Write every line of the material out exactly as shown.

[Items from a figure collection]

++++++++

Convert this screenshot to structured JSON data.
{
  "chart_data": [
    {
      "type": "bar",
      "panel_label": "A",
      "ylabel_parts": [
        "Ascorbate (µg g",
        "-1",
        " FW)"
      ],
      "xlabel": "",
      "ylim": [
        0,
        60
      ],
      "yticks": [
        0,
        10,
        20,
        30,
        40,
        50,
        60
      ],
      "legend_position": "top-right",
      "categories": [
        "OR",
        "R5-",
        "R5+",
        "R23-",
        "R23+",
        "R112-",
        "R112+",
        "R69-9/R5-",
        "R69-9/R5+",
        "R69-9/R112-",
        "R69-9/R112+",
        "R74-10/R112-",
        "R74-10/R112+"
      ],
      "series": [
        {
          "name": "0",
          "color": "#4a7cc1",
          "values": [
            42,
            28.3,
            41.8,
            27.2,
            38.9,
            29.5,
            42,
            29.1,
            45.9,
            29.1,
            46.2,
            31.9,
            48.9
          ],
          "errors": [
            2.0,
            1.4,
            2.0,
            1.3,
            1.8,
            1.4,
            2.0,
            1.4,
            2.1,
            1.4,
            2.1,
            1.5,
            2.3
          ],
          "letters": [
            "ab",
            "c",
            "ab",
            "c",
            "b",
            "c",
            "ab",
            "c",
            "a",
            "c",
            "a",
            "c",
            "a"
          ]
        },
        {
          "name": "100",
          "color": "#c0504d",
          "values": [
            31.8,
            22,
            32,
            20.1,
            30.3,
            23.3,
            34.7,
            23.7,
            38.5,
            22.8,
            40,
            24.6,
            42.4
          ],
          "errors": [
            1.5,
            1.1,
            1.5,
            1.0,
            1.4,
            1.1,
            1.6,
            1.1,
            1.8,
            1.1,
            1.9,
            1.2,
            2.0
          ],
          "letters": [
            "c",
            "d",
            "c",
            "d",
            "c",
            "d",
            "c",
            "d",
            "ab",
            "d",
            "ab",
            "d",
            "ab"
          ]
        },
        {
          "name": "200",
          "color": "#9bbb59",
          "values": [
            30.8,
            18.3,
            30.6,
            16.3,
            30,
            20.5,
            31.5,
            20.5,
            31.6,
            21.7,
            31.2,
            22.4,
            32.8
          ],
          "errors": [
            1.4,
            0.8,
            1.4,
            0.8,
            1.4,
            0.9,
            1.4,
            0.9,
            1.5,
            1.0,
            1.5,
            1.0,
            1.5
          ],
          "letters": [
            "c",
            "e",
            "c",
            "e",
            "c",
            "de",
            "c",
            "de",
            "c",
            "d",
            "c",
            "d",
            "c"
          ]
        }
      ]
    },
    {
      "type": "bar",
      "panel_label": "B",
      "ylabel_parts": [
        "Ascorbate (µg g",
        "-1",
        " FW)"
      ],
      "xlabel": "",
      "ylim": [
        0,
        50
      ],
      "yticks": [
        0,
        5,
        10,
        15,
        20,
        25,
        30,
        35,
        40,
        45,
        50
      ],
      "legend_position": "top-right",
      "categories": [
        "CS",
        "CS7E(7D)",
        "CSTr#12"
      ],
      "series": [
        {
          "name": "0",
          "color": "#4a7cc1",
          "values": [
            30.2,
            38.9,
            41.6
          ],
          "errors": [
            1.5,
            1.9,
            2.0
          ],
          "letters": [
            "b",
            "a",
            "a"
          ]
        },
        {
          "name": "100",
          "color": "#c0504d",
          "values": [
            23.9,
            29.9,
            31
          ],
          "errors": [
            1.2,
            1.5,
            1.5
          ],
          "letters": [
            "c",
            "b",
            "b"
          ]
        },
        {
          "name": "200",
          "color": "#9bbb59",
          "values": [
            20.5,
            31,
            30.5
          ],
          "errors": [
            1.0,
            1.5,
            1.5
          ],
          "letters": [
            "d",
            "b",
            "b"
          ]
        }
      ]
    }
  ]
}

++++++++

Response below:
Convert this screenshot to structured JSON data.
{
  "chart_data": [
    {
      "type": "bar",
      "panel_label": "A",
      "ylabel_parts": [
        "Ascorbate (µg g",
        "-1",
        " FW)"
      ],
      "xlabel": "",
      "ylim": [
        0,
        60
      ],
      "yticks": [
        0,
        10,
        20,
        30,
        40,
        50,
        60
      ],
      "legend_position": "top-right",
      "categories": [
        "OR",
        "R5-",
        "R5+",
        "R23-",
        "R23+",
        "R112-",
        "R112+",
        "R69-9/R5-",
        "R69-9/R5+",
        "R69-9/R112-",
        "R69-9/R112+",
        "R74-10/R112-",
        "R74-10/R112+"
      ],
      "series": [
        {
          "name": "0",
          "color": "#4a7cc1",
          "values": [
            42,
            28.3,
            41.8,
            27.2,
            38.9,
            29.5,
            42,
            29.1,
            45.9,
            29.1,
            46.2,
            31.9,
            48.9
          ],
          "errors": [
            2.0,
            1.4,
            2.0,
            1.3,
            1.8,
            1.4,
            2.0,
            1.4,
            2.1,
            1.4,
            2.1,
            1.5,
            2.3
          ],
          "letters": [
            "ab",
            "c",
            "ab",
            "c",
            "b",
            "c",
            "ab",
            "c",
            "a",
            "c",
            "a",
            "c",
            "a"
          ]
        },
        {
          "name": "100",
          "color": "#c0504d",
          "values": [
            31.8,
            22,
            32,
            20.1,
            30.3,
            23.3,
            34.7,
            23.7,
            38.5,
            22.8,
            40,
            24.6,
            42.4
          ],
          "errors": [
            1.5,
            1.1,
            1.5,
            1.0,
            1.4,
            1.1,
            1.6,
            1.1,
            1.8,
            1.1,
            1.9,
            1.2,
            2.0
          ],
          "letters": [
            "c",
            "d",
            "c",
            "d",
            "c",
            "d",
            "c",
            "d",
            "ab",
            "d",
            "ab",
            "d",
            "ab"
          ]
        },
        {
          "name": "200",
          "color": "#9bbb59",
          "values": [
            30.8,
            18.3,
            30.6,
            16.3,
            30,
            20.5,
            31.5,
            20.5,
            31.6,
            21.7,
            31.2,
            22.4,
            32.8
          ],
          "errors": [
            1.4,
            0.8,
            1.4,
            0.8,
            1.4,
            0.9,
            1.4,
            0.9,
            1.5,
            1.0,
            1.5,
            1.0,
            1.5
          ],
          "letters": [
            "c",
            "e",
            "c",
            "e",
            "c",
            "de",
            "c",
            "de",
            "c",
            "d",
            "c",
            "d",
            "c"
          ]
        }
      ]
    },
    {
      "type": "bar",
      "panel_label": "B",
      "ylabel_parts": [
        "Ascorbate (µg g",
        "-1",
        " FW)"
      ],
      "xlabel": "",
      "ylim": [
        0,
        50
      ],
      "yticks": [
        0,
        5,
        10,
        15,
        20,
        25,
        30,
        35,
        40,
        45,
        50
      ],
      "legend_position": "top-right",
      "categories": [
        "CS",
        "CS7E(7D)",
        "CSTr#12"
      ],
      "series": [
        {
          "name": "0",
          "color": "#4a7cc1",
          "values": [
            30.2,
            38.9,
            41.6
          ],
          "errors": [
            1.5,
            1.9,
            2.0
          ],
          "letters": [
            "b",
            "a",
            "a"
          ]
        },
        {
          "name": "100",
          "color": "#c0504d",
          "values": [
            23.9,
            29.9,
            31
          ],
          "errors": [
            1.2,
            1.5,
            1.5
          ],
          "letters": [
            "c",
            "b",
            "b"
          ]
        },
        {
          "name": "200",
          "color": "#9bbb59",
          "values": [
            20.5,
            31,
            30.5
          ],
          "errors": [
            1.0,
            1.5,
            1.5
          ],
          "letters": [
            "d",
            "b",
            "b"
          ]
        }
      ]
    }
  ]
}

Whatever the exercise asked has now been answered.